▶ [Dataset extract]:

§

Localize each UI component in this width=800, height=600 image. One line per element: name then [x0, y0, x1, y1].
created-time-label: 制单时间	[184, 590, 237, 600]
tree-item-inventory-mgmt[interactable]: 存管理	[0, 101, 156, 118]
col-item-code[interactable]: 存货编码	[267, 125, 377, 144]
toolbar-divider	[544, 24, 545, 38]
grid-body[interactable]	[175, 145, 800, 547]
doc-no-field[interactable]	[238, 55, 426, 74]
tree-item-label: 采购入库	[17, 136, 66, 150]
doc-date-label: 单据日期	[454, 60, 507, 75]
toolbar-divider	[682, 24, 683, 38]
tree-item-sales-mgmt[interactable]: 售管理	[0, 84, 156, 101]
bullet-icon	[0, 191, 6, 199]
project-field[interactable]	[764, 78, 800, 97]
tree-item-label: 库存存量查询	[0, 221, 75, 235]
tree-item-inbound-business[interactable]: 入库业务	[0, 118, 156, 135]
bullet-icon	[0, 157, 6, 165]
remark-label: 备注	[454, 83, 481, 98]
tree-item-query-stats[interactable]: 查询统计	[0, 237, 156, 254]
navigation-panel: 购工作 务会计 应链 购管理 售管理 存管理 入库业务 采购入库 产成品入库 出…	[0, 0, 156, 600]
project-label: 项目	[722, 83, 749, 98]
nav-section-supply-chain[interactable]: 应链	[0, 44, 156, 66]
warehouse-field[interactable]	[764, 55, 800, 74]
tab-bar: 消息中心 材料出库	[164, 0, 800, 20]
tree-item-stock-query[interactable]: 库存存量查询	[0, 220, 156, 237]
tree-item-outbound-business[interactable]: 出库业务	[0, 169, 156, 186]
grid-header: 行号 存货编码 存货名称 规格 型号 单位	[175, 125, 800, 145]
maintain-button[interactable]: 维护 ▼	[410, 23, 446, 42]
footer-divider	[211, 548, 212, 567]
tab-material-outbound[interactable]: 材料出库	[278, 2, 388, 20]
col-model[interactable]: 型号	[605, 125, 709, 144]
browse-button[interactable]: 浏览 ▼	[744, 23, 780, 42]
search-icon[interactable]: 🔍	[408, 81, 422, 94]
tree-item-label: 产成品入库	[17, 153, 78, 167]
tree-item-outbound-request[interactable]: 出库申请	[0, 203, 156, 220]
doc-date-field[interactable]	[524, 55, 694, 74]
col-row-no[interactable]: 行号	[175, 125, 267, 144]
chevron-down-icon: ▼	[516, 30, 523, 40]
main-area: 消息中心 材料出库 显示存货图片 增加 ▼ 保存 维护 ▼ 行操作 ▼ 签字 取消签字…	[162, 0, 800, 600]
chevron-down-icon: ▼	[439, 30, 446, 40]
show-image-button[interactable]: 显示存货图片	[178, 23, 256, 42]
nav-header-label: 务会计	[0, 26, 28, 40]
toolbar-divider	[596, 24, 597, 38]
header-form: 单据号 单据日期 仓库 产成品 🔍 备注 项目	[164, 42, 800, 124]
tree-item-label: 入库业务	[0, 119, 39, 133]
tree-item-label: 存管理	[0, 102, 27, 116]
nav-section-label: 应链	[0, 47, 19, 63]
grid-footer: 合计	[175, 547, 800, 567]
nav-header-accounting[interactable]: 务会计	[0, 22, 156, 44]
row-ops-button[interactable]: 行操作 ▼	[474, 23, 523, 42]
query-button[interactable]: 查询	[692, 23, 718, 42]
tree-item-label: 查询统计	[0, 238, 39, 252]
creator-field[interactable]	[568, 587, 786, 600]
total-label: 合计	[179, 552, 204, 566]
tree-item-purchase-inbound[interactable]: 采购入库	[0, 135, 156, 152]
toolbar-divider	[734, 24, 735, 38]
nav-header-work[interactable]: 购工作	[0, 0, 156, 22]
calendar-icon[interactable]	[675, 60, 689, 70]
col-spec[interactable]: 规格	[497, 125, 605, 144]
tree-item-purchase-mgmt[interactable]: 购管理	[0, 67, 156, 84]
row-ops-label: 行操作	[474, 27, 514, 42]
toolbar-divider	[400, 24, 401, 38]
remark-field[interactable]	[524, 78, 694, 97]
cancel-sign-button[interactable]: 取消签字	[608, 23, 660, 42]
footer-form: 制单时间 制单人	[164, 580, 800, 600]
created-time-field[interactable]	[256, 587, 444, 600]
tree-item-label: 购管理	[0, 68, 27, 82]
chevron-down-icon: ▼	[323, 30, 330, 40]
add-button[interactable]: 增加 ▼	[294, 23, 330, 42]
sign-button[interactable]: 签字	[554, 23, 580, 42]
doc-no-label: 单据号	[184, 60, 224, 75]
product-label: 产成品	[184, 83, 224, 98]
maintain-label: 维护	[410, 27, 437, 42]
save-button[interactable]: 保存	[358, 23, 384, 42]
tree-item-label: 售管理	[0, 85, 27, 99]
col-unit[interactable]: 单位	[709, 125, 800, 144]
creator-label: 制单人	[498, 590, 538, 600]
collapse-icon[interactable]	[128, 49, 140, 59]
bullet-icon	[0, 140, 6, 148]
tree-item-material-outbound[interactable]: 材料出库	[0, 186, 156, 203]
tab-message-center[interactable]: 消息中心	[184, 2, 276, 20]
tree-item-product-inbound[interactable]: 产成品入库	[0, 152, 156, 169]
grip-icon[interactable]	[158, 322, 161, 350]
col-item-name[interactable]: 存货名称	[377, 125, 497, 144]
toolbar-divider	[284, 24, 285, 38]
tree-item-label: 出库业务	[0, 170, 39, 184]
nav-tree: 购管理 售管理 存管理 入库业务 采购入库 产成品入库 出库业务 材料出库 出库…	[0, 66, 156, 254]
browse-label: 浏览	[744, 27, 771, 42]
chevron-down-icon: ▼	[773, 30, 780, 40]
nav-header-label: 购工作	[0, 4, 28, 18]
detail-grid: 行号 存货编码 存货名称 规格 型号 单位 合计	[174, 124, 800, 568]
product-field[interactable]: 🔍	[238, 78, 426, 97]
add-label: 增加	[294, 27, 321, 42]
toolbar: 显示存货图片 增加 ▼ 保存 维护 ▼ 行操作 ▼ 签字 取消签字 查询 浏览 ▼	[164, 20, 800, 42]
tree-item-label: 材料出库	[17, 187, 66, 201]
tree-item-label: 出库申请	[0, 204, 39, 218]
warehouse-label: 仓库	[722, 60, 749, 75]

§

▶ [Aim of the task]: Copy the rows word for word, from the first row through the row containing "136, 66, 150]".

▶ [In response]:
Localize each UI component in this width=800, height=600 image. One line per element: name then [x0, y0, x1, y1].
created-time-label: 制单时间	[184, 590, 237, 600]
tree-item-inventory-mgmt[interactable]: 存管理	[0, 101, 156, 118]
col-item-code[interactable]: 存货编码	[267, 125, 377, 144]
toolbar-divider	[544, 24, 545, 38]
grid-body[interactable]	[175, 145, 800, 547]
doc-no-field[interactable]	[238, 55, 426, 74]
tree-item-label: 采购入库	[17, 136, 66, 150]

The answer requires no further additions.